Exercise goal: Extract all of the entries and set them down verbatim.

[Records from a data collection]
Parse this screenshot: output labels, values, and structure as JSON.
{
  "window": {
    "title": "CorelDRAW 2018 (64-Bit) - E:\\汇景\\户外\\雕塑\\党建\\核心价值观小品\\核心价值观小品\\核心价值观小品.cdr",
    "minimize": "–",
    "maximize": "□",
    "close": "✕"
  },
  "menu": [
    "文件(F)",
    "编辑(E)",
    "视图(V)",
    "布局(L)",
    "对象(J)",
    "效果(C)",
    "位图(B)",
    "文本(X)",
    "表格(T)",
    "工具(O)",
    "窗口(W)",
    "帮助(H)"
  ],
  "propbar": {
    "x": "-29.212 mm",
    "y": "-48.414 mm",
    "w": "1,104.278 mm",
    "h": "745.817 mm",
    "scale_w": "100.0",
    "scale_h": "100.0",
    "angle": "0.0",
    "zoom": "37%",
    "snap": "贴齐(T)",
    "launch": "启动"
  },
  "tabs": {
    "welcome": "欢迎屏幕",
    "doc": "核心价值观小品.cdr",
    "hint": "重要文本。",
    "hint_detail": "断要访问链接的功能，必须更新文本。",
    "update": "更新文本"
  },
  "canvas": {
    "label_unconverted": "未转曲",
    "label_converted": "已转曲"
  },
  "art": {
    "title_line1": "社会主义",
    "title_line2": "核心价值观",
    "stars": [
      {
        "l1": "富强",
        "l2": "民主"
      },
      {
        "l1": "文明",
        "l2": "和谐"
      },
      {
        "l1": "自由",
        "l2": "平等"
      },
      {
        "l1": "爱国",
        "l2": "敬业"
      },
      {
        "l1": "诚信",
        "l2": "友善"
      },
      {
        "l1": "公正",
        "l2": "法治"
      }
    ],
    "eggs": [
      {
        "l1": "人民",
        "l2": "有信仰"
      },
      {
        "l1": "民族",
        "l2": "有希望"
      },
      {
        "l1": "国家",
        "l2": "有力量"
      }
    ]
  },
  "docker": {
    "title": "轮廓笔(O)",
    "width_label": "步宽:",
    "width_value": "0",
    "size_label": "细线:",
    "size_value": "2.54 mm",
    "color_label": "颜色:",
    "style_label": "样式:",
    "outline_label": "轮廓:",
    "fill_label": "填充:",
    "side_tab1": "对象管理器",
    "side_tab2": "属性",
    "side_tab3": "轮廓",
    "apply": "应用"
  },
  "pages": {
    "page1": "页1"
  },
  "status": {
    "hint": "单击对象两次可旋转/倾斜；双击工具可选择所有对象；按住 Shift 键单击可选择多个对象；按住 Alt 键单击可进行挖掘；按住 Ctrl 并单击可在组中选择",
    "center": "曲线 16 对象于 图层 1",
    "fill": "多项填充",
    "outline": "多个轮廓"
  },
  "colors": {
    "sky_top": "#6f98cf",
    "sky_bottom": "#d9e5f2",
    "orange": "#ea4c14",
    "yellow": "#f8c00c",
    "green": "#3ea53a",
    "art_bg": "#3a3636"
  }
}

The response:
Parse this screenshot: output labels, values, and structure as JSON.
{
  "window": {
    "title": "CorelDRAW 2018 (64-Bit) - E:\\汇景\\户外\\雕塑\\党建\\核心价值观小品\\核心价值观小品\\核心价值观小品.cdr",
    "minimize": "–",
    "maximize": "□",
    "close": "✕"
  },
  "menu": [
    "文件(F)",
    "编辑(E)",
    "视图(V)",
    "布局(L)",
    "对象(J)",
    "效果(C)",
    "位图(B)",
    "文本(X)",
    "表格(T)",
    "工具(O)",
    "窗口(W)",
    "帮助(H)"
  ],
  "propbar": {
    "x": "-29.212 mm",
    "y": "-48.414 mm",
    "w": "1,104.278 mm",
    "h": "745.817 mm",
    "scale_w": "100.0",
    "scale_h": "100.0",
    "angle": "0.0",
    "zoom": "37%",
    "snap": "贴齐(T)",
    "launch": "启动"
  },
  "tabs": {
    "welcome": "欢迎屏幕",
    "doc": "核心价值观小品.cdr",
    "hint": "重要文本。",
    "hint_detail": "断要访问链接的功能，必须更新文本。",
    "update": "更新文本"
  },
  "canvas": {
    "label_unconverted": "未转曲",
    "label_converted": "已转曲"
  },
  "art": {
    "title_line1": "社会主义",
    "title_line2": "核心价值观",
    "stars": [
      {
        "l1": "富强",
        "l2": "民主"
      },
      {
        "l1": "文明",
        "l2": "和谐"
      },
      {
        "l1": "自由",
        "l2": "平等"
      },
      {
        "l1": "爱国",
        "l2": "敬业"
      },
      {
        "l1": "诚信",
        "l2": "友善"
      },
      {
        "l1": "公正",
        "l2": "法治"
      }
    ],
    "eggs": [
      {
        "l1": "人民",
        "l2": "有信仰"
      },
      {
        "l1": "民族",
        "l2": "有希望"
      },
      {
        "l1": "国家",
        "l2": "有力量"
      }
    ]
  },
  "docker": {
    "title": "轮廓笔(O)",
    "width_label": "步宽:",
    "width_value": "0",
    "size_label": "细线:",
    "size_value": "2.54 mm",
    "color_label": "颜色:",
    "style_label": "样式:",
    "outline_label": "轮廓:",
    "fill_label": "填充:",
    "side_tab1": "对象管理器",
    "side_tab2": "属性",
    "side_tab3": "轮廓",
    "apply": "应用"
  },
  "pages": {
    "page1": "页1"
  },
  "status": {
    "hint": "单击对象两次可旋转/倾斜；双击工具可选择所有对象；按住 Shift 键单击可选择多个对象；按住 Alt 键单击可进行挖掘；按住 Ctrl 并单击可在组中选择",
    "center": "曲线 16 对象于 图层 1",
    "fill": "多项填充",
    "outline": "多个轮廓"
  },
  "colors": {
    "sky_top": "#6f98cf",
    "sky_bottom": "#d9e5f2",
    "orange": "#ea4c14",
    "yellow": "#f8c00c",
    "green": "#3ea53a",
    "art_bg": "#3a3636"
  }
}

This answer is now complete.